┏━━

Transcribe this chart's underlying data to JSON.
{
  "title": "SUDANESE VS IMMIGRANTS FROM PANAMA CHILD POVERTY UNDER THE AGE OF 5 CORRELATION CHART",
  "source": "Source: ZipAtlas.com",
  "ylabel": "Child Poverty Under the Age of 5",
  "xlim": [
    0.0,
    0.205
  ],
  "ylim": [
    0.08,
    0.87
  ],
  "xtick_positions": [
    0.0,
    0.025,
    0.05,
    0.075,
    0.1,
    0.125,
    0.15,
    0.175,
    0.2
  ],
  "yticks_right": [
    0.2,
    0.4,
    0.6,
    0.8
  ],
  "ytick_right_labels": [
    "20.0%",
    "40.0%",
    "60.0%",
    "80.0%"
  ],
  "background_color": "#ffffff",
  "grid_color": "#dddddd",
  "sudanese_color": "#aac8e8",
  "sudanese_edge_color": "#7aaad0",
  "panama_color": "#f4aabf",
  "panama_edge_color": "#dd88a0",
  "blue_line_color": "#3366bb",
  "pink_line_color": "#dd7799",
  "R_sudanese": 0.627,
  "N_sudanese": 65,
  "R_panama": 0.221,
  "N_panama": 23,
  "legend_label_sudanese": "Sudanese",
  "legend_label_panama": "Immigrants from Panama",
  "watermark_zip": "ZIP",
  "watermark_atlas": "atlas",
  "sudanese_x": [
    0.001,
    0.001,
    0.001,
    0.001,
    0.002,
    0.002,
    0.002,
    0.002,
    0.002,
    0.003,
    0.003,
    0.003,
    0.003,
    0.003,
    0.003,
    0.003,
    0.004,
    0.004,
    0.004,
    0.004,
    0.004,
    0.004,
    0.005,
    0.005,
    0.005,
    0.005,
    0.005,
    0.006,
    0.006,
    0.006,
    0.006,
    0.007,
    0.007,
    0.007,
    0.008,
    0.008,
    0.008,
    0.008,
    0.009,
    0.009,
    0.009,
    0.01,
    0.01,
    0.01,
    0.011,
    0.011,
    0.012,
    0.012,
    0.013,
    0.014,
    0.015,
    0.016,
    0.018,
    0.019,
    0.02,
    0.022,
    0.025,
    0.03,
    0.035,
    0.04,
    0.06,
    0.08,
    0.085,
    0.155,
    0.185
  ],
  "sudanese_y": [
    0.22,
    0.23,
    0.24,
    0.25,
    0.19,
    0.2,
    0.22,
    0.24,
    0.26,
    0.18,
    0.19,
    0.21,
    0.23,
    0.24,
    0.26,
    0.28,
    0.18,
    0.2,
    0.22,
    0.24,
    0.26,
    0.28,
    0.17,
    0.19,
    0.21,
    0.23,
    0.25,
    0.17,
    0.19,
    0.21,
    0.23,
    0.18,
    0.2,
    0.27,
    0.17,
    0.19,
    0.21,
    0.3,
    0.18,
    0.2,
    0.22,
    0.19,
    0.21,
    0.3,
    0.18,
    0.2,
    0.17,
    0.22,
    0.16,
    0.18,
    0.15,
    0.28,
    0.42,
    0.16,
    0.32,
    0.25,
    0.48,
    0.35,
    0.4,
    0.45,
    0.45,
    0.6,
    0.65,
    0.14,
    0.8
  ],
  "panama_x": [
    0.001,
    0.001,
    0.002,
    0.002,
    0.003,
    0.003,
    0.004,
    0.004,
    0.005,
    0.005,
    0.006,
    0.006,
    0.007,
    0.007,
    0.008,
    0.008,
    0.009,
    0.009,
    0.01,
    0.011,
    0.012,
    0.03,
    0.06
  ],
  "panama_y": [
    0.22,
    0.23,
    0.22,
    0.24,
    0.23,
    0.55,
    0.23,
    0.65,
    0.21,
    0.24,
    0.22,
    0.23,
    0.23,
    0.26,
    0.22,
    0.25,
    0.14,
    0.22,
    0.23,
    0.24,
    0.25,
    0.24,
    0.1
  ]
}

┗━━

Give the records above again, word for word.

**Full output**
Transcribe this chart's underlying data to JSON.
{
  "title": "SUDANESE VS IMMIGRANTS FROM PANAMA CHILD POVERTY UNDER THE AGE OF 5 CORRELATION CHART",
  "source": "Source: ZipAtlas.com",
  "ylabel": "Child Poverty Under the Age of 5",
  "xlim": [
    0.0,
    0.205
  ],
  "ylim": [
    0.08,
    0.87
  ],
  "xtick_positions": [
    0.0,
    0.025,
    0.05,
    0.075,
    0.1,
    0.125,
    0.15,
    0.175,
    0.2
  ],
  "yticks_right": [
    0.2,
    0.4,
    0.6,
    0.8
  ],
  "ytick_right_labels": [
    "20.0%",
    "40.0%",
    "60.0%",
    "80.0%"
  ],
  "background_color": "#ffffff",
  "grid_color": "#dddddd",
  "sudanese_color": "#aac8e8",
  "sudanese_edge_color": "#7aaad0",
  "panama_color": "#f4aabf",
  "panama_edge_color": "#dd88a0",
  "blue_line_color": "#3366bb",
  "pink_line_color": "#dd7799",
  "R_sudanese": 0.627,
  "N_sudanese": 65,
  "R_panama": 0.221,
  "N_panama": 23,
  "legend_label_sudanese": "Sudanese",
  "legend_label_panama": "Immigrants from Panama",
  "watermark_zip": "ZIP",
  "watermark_atlas": "atlas",
  "sudanese_x": [
    0.001,
    0.001,
    0.001,
    0.001,
    0.002,
    0.002,
    0.002,
    0.002,
    0.002,
    0.003,
    0.003,
    0.003,
    0.003,
    0.003,
    0.003,
    0.003,
    0.004,
    0.004,
    0.004,
    0.004,
    0.004,
    0.004,
    0.005,
    0.005,
    0.005,
    0.005,
    0.005,
    0.006,
    0.006,
    0.006,
    0.006,
    0.007,
    0.007,
    0.007,
    0.008,
    0.008,
    0.008,
    0.008,
    0.009,
    0.009,
    0.009,
    0.01,
    0.01,
    0.01,
    0.011,
    0.011,
    0.012,
    0.012,
    0.013,
    0.014,
    0.015,
    0.016,
    0.018,
    0.019,
    0.02,
    0.022,
    0.025,
    0.03,
    0.035,
    0.04,
    0.06,
    0.08,
    0.085,
    0.155,
    0.185
  ],
  "sudanese_y": [
    0.22,
    0.23,
    0.24,
    0.25,
    0.19,
    0.2,
    0.22,
    0.24,
    0.26,
    0.18,
    0.19,
    0.21,
    0.23,
    0.24,
    0.26,
    0.28,
    0.18,
    0.2,
    0.22,
    0.24,
    0.26,
    0.28,
    0.17,
    0.19,
    0.21,
    0.23,
    0.25,
    0.17,
    0.19,
    0.21,
    0.23,
    0.18,
    0.2,
    0.27,
    0.17,
    0.19,
    0.21,
    0.3,
    0.18,
    0.2,
    0.22,
    0.19,
    0.21,
    0.3,
    0.18,
    0.2,
    0.17,
    0.22,
    0.16,
    0.18,
    0.15,
    0.28,
    0.42,
    0.16,
    0.32,
    0.25,
    0.48,
    0.35,
    0.4,
    0.45,
    0.45,
    0.6,
    0.65,
    0.14,
    0.8
  ],
  "panama_x": [
    0.001,
    0.001,
    0.002,
    0.002,
    0.003,
    0.003,
    0.004,
    0.004,
    0.005,
    0.005,
    0.006,
    0.006,
    0.007,
    0.007,
    0.008,
    0.008,
    0.009,
    0.009,
    0.01,
    0.011,
    0.012,
    0.03,
    0.06
  ],
  "panama_y": [
    0.22,
    0.23,
    0.22,
    0.24,
    0.23,
    0.55,
    0.23,
    0.65,
    0.21,
    0.24,
    0.22,
    0.23,
    0.23,
    0.26,
    0.22,
    0.25,
    0.14,
    0.22,
    0.23,
    0.24,
    0.25,
    0.24,
    0.1
  ]
}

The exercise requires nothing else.